Each record is to be printed again precisely as it reads.

** BEGIN **

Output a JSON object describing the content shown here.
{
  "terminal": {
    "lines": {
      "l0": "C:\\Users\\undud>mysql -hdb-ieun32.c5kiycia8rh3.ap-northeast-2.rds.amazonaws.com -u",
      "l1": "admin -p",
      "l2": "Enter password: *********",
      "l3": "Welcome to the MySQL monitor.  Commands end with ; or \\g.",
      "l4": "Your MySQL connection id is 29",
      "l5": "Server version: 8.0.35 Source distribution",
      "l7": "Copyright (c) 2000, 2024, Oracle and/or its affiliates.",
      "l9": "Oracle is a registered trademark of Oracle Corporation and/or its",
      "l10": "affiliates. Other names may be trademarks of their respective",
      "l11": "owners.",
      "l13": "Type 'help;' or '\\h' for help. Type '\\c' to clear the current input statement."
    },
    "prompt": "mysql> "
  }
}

** END **

# [WRITTEN RESPONSE]
Output a JSON object describing the content shown here.
{
  "terminal": {
    "lines": {
      "l0": "C:\\Users\\undud>mysql -hdb-ieun32.c5kiycia8rh3.ap-northeast-2.rds.amazonaws.com -u",
      "l1": "admin -p",
      "l2": "Enter password: *********",
      "l3": "Welcome to the MySQL monitor.  Commands end with ; or \\g.",
      "l4": "Your MySQL connection id is 29",
      "l5": "Server version: 8.0.35 Source distribution",
      "l7": "Copyright (c) 2000, 2024, Oracle and/or its affiliates.",
      "l9": "Oracle is a registered trademark of Oracle Corporation and/or its",
      "l10": "affiliates. Other names may be trademarks of their respective",
      "l11": "owners.",
      "l13": "Type 'help;' or '\\h' for help. Type '\\c' to clear the current input statement."
    },
    "prompt": "mysql> "
  }
}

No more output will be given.